_DATA FOR THIS TASK_:
━━━━━━━━━━━━━━━━━━━━

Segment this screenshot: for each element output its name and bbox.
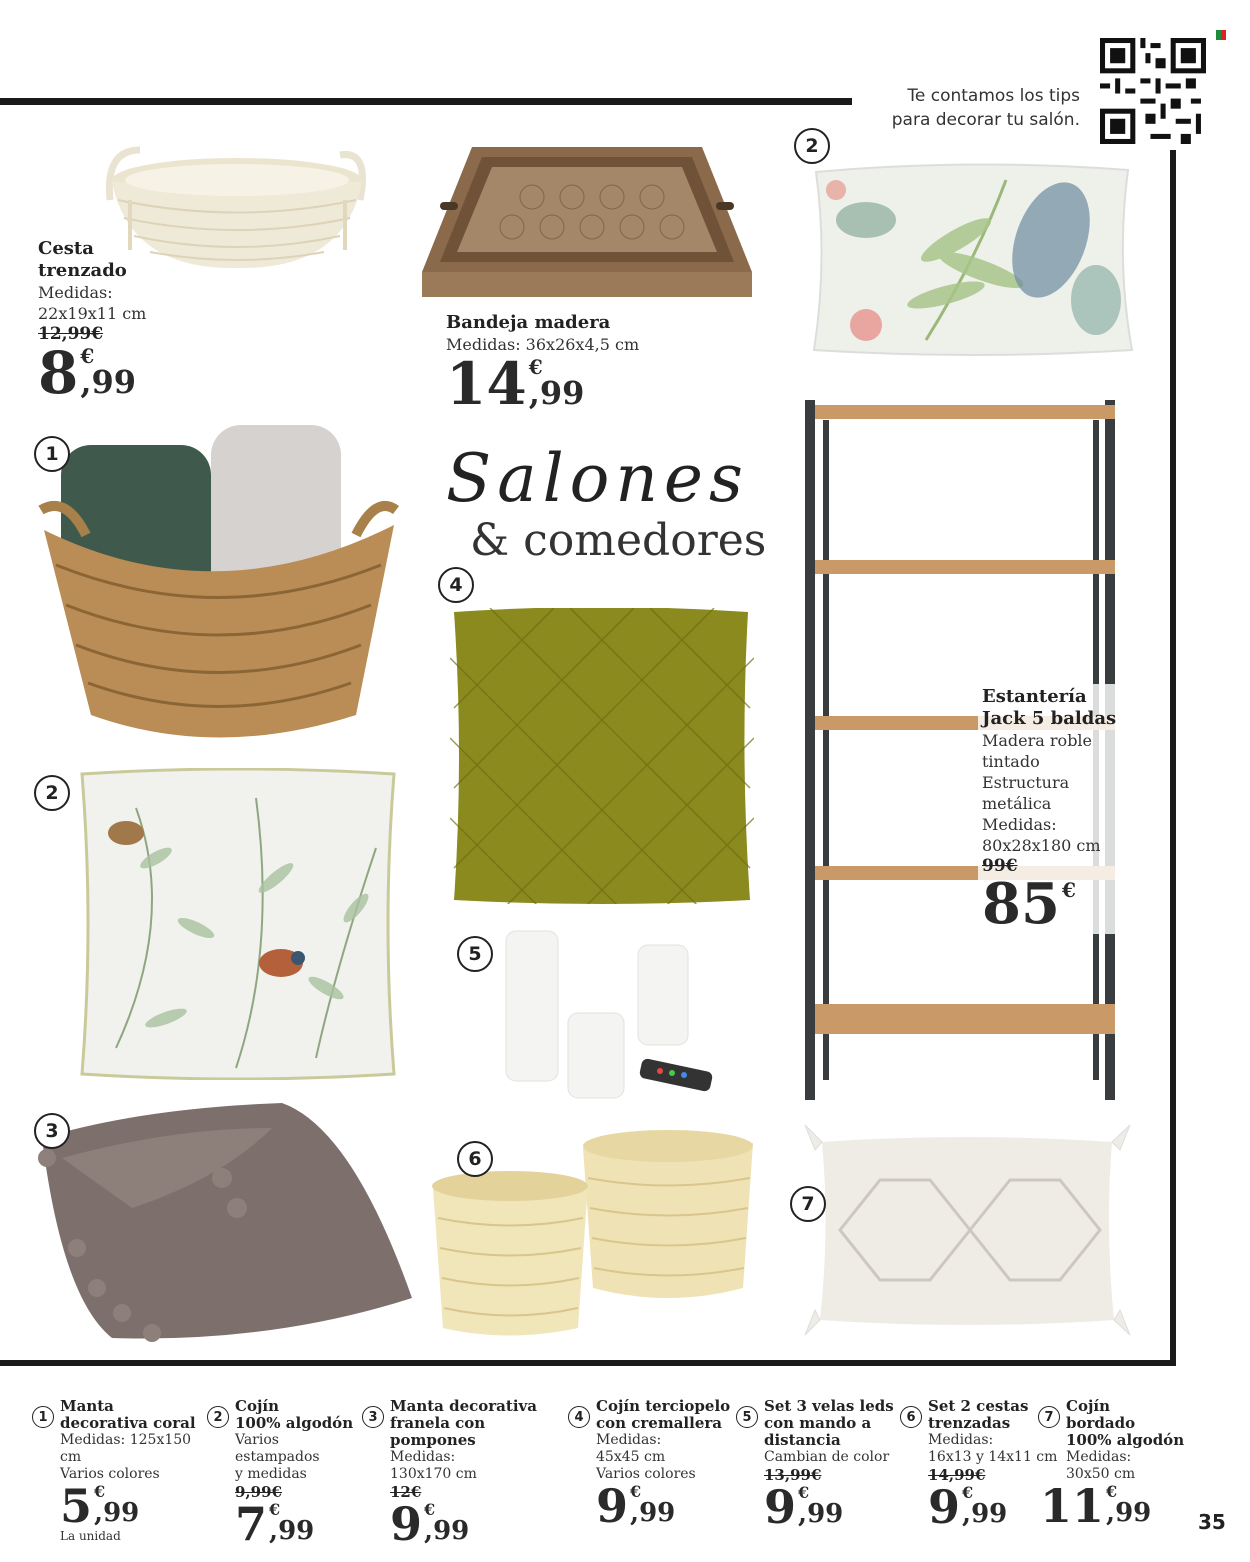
estanteria-desc-5: Medidas:: [982, 815, 1057, 834]
footer-7-price-eur: €: [1106, 1482, 1118, 1501]
badge-7: 7: [790, 1186, 826, 1222]
footer-6-old-price: 14,99€: [928, 1466, 986, 1484]
footer-5-title-1: Set 3 velas leds: [764, 1397, 894, 1415]
footer-7-desc-1: Medidas:: [1066, 1449, 1132, 1465]
footer-2-price-eur: €: [269, 1500, 281, 1519]
estanteria-desc-1: Madera roble: [982, 731, 1093, 750]
badge-2-top: 2: [794, 128, 830, 164]
led-candles-image: [500, 925, 720, 1105]
cesta-price-dec: ,99: [80, 363, 137, 401]
estanteria-desc-6: 80x28x180 cm: [982, 836, 1101, 855]
footer-2-title-1: Cojín: [235, 1397, 279, 1415]
footer-2-old-price: 9,99€: [235, 1483, 282, 1501]
badge-3: 3: [34, 1113, 70, 1149]
footer-badge-3: 3: [362, 1406, 384, 1428]
footer-1-price: [60, 1479, 197, 1533]
qr-caption-line2: para decorar tu salón.: [891, 110, 1080, 130]
section-title: Salones: [446, 440, 749, 517]
footer-badge-1: 1: [32, 1406, 54, 1428]
bottom-rule: [0, 1360, 1176, 1366]
footer-1-title-1: Manta: [60, 1397, 114, 1415]
footer-1-desc-1: Medidas: 125x150 cm: [60, 1432, 192, 1465]
footer-4-title-1: Cojín terciopelo: [596, 1397, 731, 1415]
footer-3-price-int: 9: [390, 1497, 423, 1551]
estanteria-title-2: Jack 5 baldas: [982, 708, 1117, 729]
footer-7-price-int: 11: [1040, 1479, 1105, 1533]
footer-6-title-2: trenzadas: [928, 1414, 1011, 1432]
bandeja-price-int: 14: [446, 350, 527, 418]
page-number: 35: [1198, 1510, 1226, 1534]
footer-3-price-eur: €: [424, 1500, 436, 1519]
footer-5-price-eur: €: [798, 1483, 810, 1502]
footer-4-price-dec: ,99: [630, 1498, 676, 1528]
estanteria-info: [978, 684, 1120, 937]
bandeja-price-eur: €: [528, 355, 543, 379]
footer-4-price: [596, 1479, 733, 1533]
qr-caption-line1: Te contamos los tips: [907, 86, 1080, 106]
velvet-cushion-image: [450, 608, 754, 904]
footer-badge-5: 5: [736, 1406, 758, 1428]
footer-6-title-1: Set 2 cestas: [928, 1397, 1029, 1415]
estanteria-desc-3: Estructura: [982, 773, 1070, 792]
footer-6-price-dec: ,99: [962, 1499, 1008, 1529]
footer-4-desc-3: Varios colores: [596, 1466, 696, 1482]
footer-4-desc-2: 45x45 cm: [596, 1449, 666, 1465]
top-rule: [0, 98, 852, 105]
footer-item-7: [1038, 1397, 1188, 1533]
estanteria-price-eur: €: [1061, 878, 1076, 902]
cesta-title-2: trenzado: [38, 260, 127, 281]
right-rule: [1170, 150, 1176, 1366]
estanteria-desc-2: tintado: [982, 752, 1040, 771]
footer-3-price: [390, 1497, 562, 1551]
footer-1-price-int: 5: [60, 1479, 93, 1533]
footer-3-desc-1: Medidas:: [390, 1449, 456, 1465]
footer-5-price: [764, 1480, 906, 1534]
footer-4-price-eur: €: [630, 1482, 642, 1501]
footer-5-price-int: 9: [764, 1480, 797, 1534]
cesta-price: [38, 339, 146, 407]
footer-item-2: [207, 1397, 367, 1551]
footer-item-3: [362, 1397, 562, 1551]
qr-code[interactable]: [1100, 38, 1206, 144]
footer-2-desc-1: Varios estampados: [235, 1432, 320, 1465]
footer-item-6: [900, 1397, 1060, 1534]
estanteria-title-1: Estantería: [982, 686, 1087, 707]
footer-badge-6: 6: [900, 1406, 922, 1428]
brand-mark-icon: [1216, 30, 1226, 40]
cesta-info: [38, 238, 147, 407]
footer-1-price-eur: €: [94, 1482, 106, 1501]
product-list-footer: [0, 1398, 1250, 1562]
footer-6-price-int: 9: [928, 1480, 961, 1534]
blankets-basket-image: [36, 415, 401, 750]
estanteria-old-price: 99€: [982, 856, 1018, 876]
badge-2: 2: [34, 775, 70, 811]
estanteria-price-int: 85: [982, 871, 1060, 937]
footer-badge-4: 4: [568, 1406, 590, 1428]
badge-4: 4: [438, 567, 474, 603]
bandeja-price: [446, 350, 639, 418]
footer-3-title-1: Manta decorativa: [390, 1397, 537, 1415]
qr-caption: [892, 84, 1080, 132]
footer-4-price-int: 9: [596, 1479, 629, 1533]
footer-6-price-eur: €: [962, 1483, 974, 1502]
badge-5: 5: [457, 936, 493, 972]
footer-4-desc-1: Medidas:: [596, 1432, 662, 1448]
bird-cushion-image: [76, 768, 400, 1080]
bandeja-info: [446, 312, 640, 418]
footer-2-desc-2: y medidas: [235, 1466, 307, 1482]
footer-7-price: [1040, 1479, 1188, 1533]
footer-5-old-price: 13,99€: [764, 1466, 822, 1484]
footer-7-title-3: 100% algodón: [1066, 1431, 1185, 1449]
footer-2-price: [235, 1497, 367, 1551]
footer-3-title-2: franela con pompones: [390, 1414, 486, 1449]
footer-1-price-dec: ,99: [94, 1498, 140, 1528]
footer-2-price-int: 7: [235, 1497, 268, 1551]
footer-badge-2: 2: [207, 1406, 229, 1428]
coral-blanket-image: [22, 1098, 422, 1343]
wooden-tray-image: [412, 142, 762, 302]
cesta-desc-1: Medidas:: [38, 283, 113, 302]
footer-3-desc-2: 130x170 cm: [390, 1466, 477, 1482]
estanteria-desc-4: metálica: [982, 794, 1052, 813]
cesta-price-eur: €: [80, 344, 95, 368]
cesta-old-price: 12,99€: [38, 324, 104, 344]
badge-6: 6: [457, 1141, 493, 1177]
cesta-desc-2: 22x19x11 cm: [38, 304, 147, 323]
cesta-title-1: Cesta: [38, 238, 94, 259]
bandeja-title: Bandeja madera: [446, 312, 611, 333]
badge-1: 1: [34, 436, 70, 472]
footer-5-desc-1: Cambian de color: [764, 1449, 890, 1465]
footer-3-old-price: 12€: [390, 1483, 422, 1501]
footer-7-desc-2: 30x50 cm: [1066, 1466, 1136, 1482]
footer-5-title-2: con mando a: [764, 1414, 872, 1432]
footer-6-desc-1: Medidas:: [928, 1432, 994, 1448]
section-subtitle: & comedores: [470, 515, 767, 566]
footer-1-desc-2: Varios colores: [60, 1466, 160, 1482]
bandeja-price-dec: ,99: [528, 374, 585, 412]
footer-badge-7: 7: [1038, 1406, 1060, 1428]
footer-7-title-2: bordado: [1066, 1414, 1136, 1432]
footer-7-title-1: Cojín: [1066, 1397, 1110, 1415]
footer-5-price-dec: ,99: [798, 1499, 844, 1529]
footer-4-title-2: con cremallera: [596, 1414, 722, 1432]
footer-1-title-2: decorativa coral: [60, 1414, 196, 1432]
estanteria-price: [982, 871, 1116, 937]
bandeja-desc: Medidas: 36x26x4,5 cm: [446, 335, 640, 354]
footer-2-title-2: 100% algodón: [235, 1414, 354, 1432]
footer-5-title-3: distancia: [764, 1431, 841, 1449]
footer-6-desc-2: 16x13 y 14x11 cm: [928, 1449, 1058, 1465]
footer-2-price-dec: ,99: [269, 1516, 315, 1546]
footer-3-price-dec: ,99: [424, 1516, 470, 1546]
footer-item-5: [736, 1397, 906, 1534]
footer-item-4: [568, 1397, 733, 1533]
embroidered-cushion-image: [800, 1120, 1135, 1340]
cesta-price-int: 8: [38, 339, 79, 407]
footer-7-price-dec: ,99: [1106, 1498, 1152, 1528]
footer-item-1: [32, 1398, 197, 1543]
footer-1-note: La unidad: [60, 1529, 121, 1543]
tropical-cushion-image: [806, 160, 1136, 360]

━━━━━━━━━━━━━━━━━━━━

Copy out the lines in the records from the one containing "estanteria-desc-5: Medidas:: [982, 815, 1057, 834]" through the one containing "footer-7-desc-1: Medidas:: [1066, 1449, 1132, 1465]", both included, and nothing else.

_RESULT OF THE EXERCISE_:
estanteria-desc-5: Medidas:: [982, 815, 1057, 834]
footer-7-price-eur: €: [1106, 1482, 1118, 1501]
badge-7: 7: [790, 1186, 826, 1222]
footer-6-old-price: 14,99€: [928, 1466, 986, 1484]
footer-5-title-1: Set 3 velas leds: [764, 1397, 894, 1415]
footer-7-desc-1: Medidas:: [1066, 1449, 1132, 1465]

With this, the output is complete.